Reproduce the data in its entirety, exactly as supplied.
-------- Material provided
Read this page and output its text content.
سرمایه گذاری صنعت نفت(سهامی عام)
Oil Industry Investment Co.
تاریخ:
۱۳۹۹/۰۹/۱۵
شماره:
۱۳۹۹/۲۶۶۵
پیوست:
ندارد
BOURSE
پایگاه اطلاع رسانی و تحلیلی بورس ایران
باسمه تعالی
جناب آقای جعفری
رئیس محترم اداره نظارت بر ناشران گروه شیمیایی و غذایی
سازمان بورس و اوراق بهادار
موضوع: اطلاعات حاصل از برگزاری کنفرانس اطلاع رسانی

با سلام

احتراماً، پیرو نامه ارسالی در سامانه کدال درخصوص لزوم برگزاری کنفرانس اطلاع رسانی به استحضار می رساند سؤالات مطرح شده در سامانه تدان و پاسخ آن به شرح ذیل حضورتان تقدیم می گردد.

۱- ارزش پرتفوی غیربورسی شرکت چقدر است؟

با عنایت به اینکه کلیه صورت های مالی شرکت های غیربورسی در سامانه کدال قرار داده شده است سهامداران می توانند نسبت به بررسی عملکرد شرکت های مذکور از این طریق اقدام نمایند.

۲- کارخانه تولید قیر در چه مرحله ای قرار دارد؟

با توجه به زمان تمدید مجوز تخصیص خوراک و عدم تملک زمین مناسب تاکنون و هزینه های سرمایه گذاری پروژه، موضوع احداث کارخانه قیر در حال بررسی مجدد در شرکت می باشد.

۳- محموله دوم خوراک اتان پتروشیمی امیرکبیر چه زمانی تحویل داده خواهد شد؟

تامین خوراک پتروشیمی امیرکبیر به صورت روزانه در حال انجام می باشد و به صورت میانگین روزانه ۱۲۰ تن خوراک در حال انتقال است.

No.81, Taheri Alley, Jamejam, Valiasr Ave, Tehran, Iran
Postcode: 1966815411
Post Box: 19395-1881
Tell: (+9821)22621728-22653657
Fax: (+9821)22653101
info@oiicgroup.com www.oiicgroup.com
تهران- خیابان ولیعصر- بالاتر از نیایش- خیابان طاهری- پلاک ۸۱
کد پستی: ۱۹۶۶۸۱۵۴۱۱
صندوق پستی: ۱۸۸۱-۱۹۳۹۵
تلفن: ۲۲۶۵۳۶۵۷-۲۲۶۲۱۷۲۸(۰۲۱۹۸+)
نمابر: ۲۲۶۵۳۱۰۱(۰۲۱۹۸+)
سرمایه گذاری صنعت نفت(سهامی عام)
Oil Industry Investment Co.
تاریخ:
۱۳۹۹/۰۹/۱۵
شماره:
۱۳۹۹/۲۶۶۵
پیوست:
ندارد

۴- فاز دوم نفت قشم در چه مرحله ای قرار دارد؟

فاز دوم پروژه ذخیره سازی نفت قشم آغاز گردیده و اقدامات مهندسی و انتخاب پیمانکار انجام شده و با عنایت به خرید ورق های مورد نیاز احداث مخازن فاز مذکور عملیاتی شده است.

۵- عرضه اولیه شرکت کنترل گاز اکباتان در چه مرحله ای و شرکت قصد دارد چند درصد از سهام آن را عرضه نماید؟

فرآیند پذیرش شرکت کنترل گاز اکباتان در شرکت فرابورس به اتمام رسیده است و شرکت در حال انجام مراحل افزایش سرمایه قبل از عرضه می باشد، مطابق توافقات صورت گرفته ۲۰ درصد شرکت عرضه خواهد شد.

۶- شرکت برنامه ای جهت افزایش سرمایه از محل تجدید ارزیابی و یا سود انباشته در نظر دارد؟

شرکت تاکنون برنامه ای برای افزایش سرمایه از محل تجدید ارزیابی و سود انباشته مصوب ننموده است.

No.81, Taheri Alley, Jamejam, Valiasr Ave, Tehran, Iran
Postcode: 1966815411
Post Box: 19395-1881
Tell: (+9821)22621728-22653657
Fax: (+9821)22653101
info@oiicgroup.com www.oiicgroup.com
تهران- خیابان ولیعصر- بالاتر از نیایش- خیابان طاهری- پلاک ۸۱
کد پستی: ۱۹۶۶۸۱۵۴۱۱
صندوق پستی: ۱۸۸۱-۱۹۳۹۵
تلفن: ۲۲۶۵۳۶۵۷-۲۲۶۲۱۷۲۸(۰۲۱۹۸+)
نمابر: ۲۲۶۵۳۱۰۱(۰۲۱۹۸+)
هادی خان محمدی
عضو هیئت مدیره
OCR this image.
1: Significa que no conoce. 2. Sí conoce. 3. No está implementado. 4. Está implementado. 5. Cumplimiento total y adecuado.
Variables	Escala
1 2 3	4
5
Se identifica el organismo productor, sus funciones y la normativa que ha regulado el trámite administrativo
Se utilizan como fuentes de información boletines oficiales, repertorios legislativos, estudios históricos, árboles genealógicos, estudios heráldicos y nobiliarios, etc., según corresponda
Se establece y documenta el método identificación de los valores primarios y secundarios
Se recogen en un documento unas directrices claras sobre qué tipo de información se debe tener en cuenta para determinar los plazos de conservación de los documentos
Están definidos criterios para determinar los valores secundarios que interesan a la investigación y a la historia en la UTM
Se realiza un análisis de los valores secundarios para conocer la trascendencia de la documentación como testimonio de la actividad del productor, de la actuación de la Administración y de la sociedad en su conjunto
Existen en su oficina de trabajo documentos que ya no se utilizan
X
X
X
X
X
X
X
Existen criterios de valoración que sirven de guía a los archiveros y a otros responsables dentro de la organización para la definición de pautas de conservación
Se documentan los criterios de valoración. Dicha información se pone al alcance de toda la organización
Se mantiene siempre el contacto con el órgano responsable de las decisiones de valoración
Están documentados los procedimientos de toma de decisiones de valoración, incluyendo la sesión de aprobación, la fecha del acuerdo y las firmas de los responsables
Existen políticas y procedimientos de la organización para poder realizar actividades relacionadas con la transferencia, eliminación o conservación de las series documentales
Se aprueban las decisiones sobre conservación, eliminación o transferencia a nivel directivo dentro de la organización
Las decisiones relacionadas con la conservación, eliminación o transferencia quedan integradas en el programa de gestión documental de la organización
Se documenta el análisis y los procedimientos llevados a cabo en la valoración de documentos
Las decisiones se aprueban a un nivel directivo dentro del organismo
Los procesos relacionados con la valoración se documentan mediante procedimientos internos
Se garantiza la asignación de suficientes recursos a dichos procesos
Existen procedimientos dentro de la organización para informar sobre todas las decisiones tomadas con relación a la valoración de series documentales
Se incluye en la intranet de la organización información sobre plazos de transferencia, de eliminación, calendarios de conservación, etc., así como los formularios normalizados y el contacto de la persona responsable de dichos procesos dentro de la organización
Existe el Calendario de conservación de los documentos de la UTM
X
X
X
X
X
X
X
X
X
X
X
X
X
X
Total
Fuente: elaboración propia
----------------
### Solution for this task
Read this page and output its text content.
سرمایه گذاری صنعت نفت(سهامی عام)
Oil Industry Investment Co.
تاریخ:
۱۳۹۹/۰۹/۱۵
شماره:
۱۳۹۹/۲۶۶۵
پیوست:
ندارد
BOURSE
پایگاه اطلاع رسانی و تحلیلی بورس ایران
باسمه تعالی
جناب آقای جعفری
رئیس محترم اداره نظارت بر ناشران گروه شیمیایی و غذایی
سازمان بورس و اوراق بهادار
موضوع: اطلاعات حاصل از برگزاری کنفرانس اطلاع رسانی

با سلام

احتراماً، پیرو نامه ارسالی در سامانه کدال درخصوص لزوم برگزاری کنفرانس اطلاع رسانی به استحضار می رساند سؤالات مطرح شده در سامانه تدان و پاسخ آن به شرح ذیل حضورتان تقدیم می گردد.

۱- ارزش پرتفوی غیربورسی شرکت چقدر است؟

با عنایت به اینکه کلیه صورت های مالی شرکت های غیربورسی در سامانه کدال قرار داده شده است سهامداران می توانند نسبت به بررسی عملکرد شرکت های مذکور از این طریق اقدام نمایند.

۲- کارخانه تولید قیر در چه مرحله ای قرار دارد؟

با توجه به زمان تمدید مجوز تخصیص خوراک و عدم تملک زمین مناسب تاکنون و هزینه های سرمایه گذاری پروژه، موضوع احداث کارخانه قیر در حال بررسی مجدد در شرکت می باشد.

۳- محموله دوم خوراک اتان پتروشیمی امیرکبیر چه زمانی تحویل داده خواهد شد؟

تامین خوراک پتروشیمی امیرکبیر به صورت روزانه در حال انجام می باشد و به صورت میانگین روزانه ۱۲۰ تن خوراک در حال انتقال است.

No.81, Taheri Alley, Jamejam, Valiasr Ave, Tehran, Iran
Postcode: 1966815411
Post Box: 19395-1881
Tell: (+9821)22621728-22653657
Fax: (+9821)22653101
info@oiicgroup.com www.oiicgroup.com
تهران- خیابان ولیعصر- بالاتر از نیایش- خیابان طاهری- پلاک ۸۱
کد پستی: ۱۹۶۶۸۱۵۴۱۱
صندوق پستی: ۱۸۸۱-۱۹۳۹۵
تلفن: ۲۲۶۵۳۶۵۷-۲۲۶۲۱۷۲۸(۰۲۱۹۸+)
نمابر: ۲۲۶۵۳۱۰۱(۰۲۱۹۸+)
سرمایه گذاری صنعت نفت(سهامی عام)
Oil Industry Investment Co.
تاریخ:
۱۳۹۹/۰۹/۱۵
شماره:
۱۳۹۹/۲۶۶۵
پیوست:
ندارد

۴- فاز دوم نفت قشم در چه مرحله ای قرار دارد؟

فاز دوم پروژه ذخیره سازی نفت قشم آغاز گردیده و اقدامات مهندسی و انتخاب پیمانکار انجام شده و با عنایت به خرید ورق های مورد نیاز احداث مخازن فاز مذکور عملیاتی شده است.

۵- عرضه اولیه شرکت کنترل گاز اکباتان در چه مرحله ای و شرکت قصد دارد چند درصد از سهام آن را عرضه نماید؟

فرآیند پذیرش شرکت کنترل گاز اکباتان در شرکت فرابورس به اتمام رسیده است و شرکت در حال انجام مراحل افزایش سرمایه قبل از عرضه می باشد، مطابق توافقات صورت گرفته ۲۰ درصد شرکت عرضه خواهد شد.

۶- شرکت برنامه ای جهت افزایش سرمایه از محل تجدید ارزیابی و یا سود انباشته در نظر دارد؟

شرکت تاکنون برنامه ای برای افزایش سرمایه از محل تجدید ارزیابی و سود انباشته مصوب ننموده است.

No.81, Taheri Alley, Jamejam, Valiasr Ave, Tehran, Iran
Postcode: 1966815411
Post Box: 19395-1881
Tell: (+9821)22621728-22653657
Fax: (+9821)22653101
info@oiicgroup.com www.oiicgroup.com
تهران- خیابان ولیعصر- بالاتر از نیایش- خیابان طاهری- پلاک ۸۱
کد پستی: ۱۹۶۶۸۱۵۴۱۱
صندوق پستی: ۱۸۸۱-۱۹۳۹۵
تلفن: ۲۲۶۵۳۶۵۷-۲۲۶۲۱۷۲۸(۰۲۱۹۸+)
نمابر: ۲۲۶۵۳۱۰۱(۰۲۱۹۸+)
هادی خان محمدی
عضو هیئت مدیره
OCR this image.
1: Significa que no conoce. 2. Sí conoce. 3. No está implementado. 4. Está implementado. 5. Cumplimiento total y adecuado.
Variables	Escala
1 2 3	4
5
Se identifica el organismo productor, sus funciones y la normativa que ha regulado el trámite administrativo
Se utilizan como fuentes de información boletines oficiales, repertorios legislativos, estudios históricos, árboles genealógicos, estudios heráldicos y nobiliarios, etc., según corresponda
Se establece y documenta el método identificación de los valores primarios y secundarios
Se recogen en un documento unas directrices claras sobre qué tipo de información se debe tener en cuenta para determinar los plazos de conservación de los documentos
Están definidos criterios para determinar los valores secundarios que interesan a la investigación y a la historia en la UTM
Se realiza un análisis de los valores secundarios para conocer la trascendencia de la documentación como testimonio de la actividad del productor, de la actuación de la Administración y de la sociedad en su conjunto
Existen en su oficina de trabajo documentos que ya no se utilizan
X
X
X
X
X
X
X
Existen criterios de valoración que sirven de guía a los archiveros y a otros responsables dentro de la organización para la definición de pautas de conservación
Se documentan los criterios de valoración. Dicha información se pone al alcance de toda la organización
Se mantiene siempre el contacto con el órgano responsable de las decisiones de valoración
Están documentados los procedimientos de toma de decisiones de valoración, incluyendo la sesión de aprobación, la fecha del acuerdo y las firmas de los responsables
Existen políticas y procedimientos de la organización para poder realizar actividades relacionadas con la transferencia, eliminación o conservación de las series documentales
Se aprueban las decisiones sobre conservación, eliminación o transferencia a nivel directivo dentro de la organización
Las decisiones relacionadas con la conservación, eliminación o transferencia quedan integradas en el programa de gestión documental de la organización
Se documenta el análisis y los procedimientos llevados a cabo en la valoración de documentos
Las decisiones se aprueban a un nivel directivo dentro del organismo
Los procesos relacionados con la valoración se documentan mediante procedimientos internos
Se garantiza la asignación de suficientes recursos a dichos procesos
Existen procedimientos dentro de la organización para informar sobre todas las decisiones tomadas con relación a la valoración de series documentales
Se incluye en la intranet de la organización información sobre plazos de transferencia, de eliminación, calendarios de conservación, etc., así como los formularios normalizados y el contacto de la persona responsable de dichos procesos dentro de la organización
Existe el Calendario de conservación de los documentos de la UTM
X
X
X
X
X
X
X
X
X
X
X
X
X
X
Total
Fuente: elaboración propia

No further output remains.